** Start of Information supplied **

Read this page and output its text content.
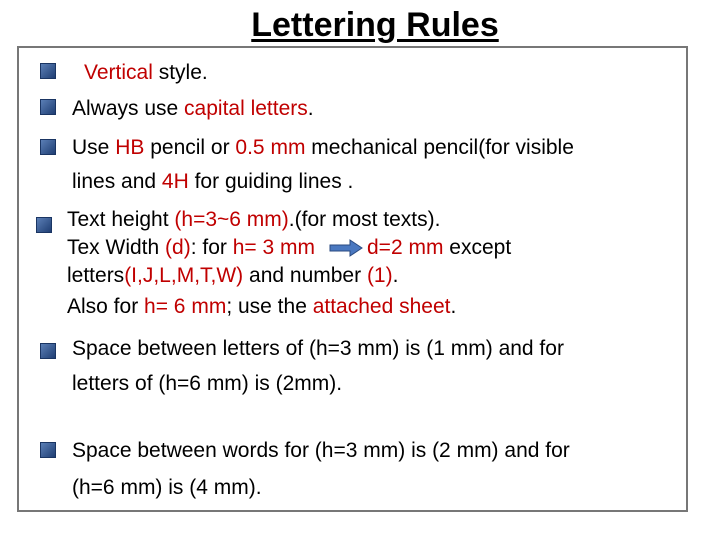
Lettering Rules
Vertical style.
Always use capital letters.
Use HB pencil or 0.5 mm mechanical pencil(for visible
lines and 4H for guiding lines .
Text height (h=3~6 mm).(for most texts).
Tex Width (d): for h= 3 mm d=2 mm except
letters(I,J,L,M,T,W) and number (1).
Also for h= 6 mm; use the attached sheet.
Space between letters of (h=3 mm) is (1 mm) and for
letters of (h=6 mm) is (2mm).
Space between words for (h=3 mm) is (2 mm) and for
(h=6 mm) is (4 mm).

** End of Information supplied **

**Instructions to follow:** Skip every picture and transcribe the data above exactly.

**Response to this exercise:**
Read this page and output its text content.
Lettering Rules
Vertical style.
Always use capital letters.
Use HB pencil or 0.5 mm mechanical pencil(for visible
lines and 4H for guiding lines .
Text height (h=3~6 mm).(for most texts).
Tex Width (d): for h= 3 mm d=2 mm except
letters(I,J,L,M,T,W) and number (1).
Also for h= 6 mm; use the attached sheet.
Space between letters of (h=3 mm) is (1 mm) and for
letters of (h=6 mm) is (2mm).
Space between words for (h=3 mm) is (2 mm) and for
(h=6 mm) is (4 mm).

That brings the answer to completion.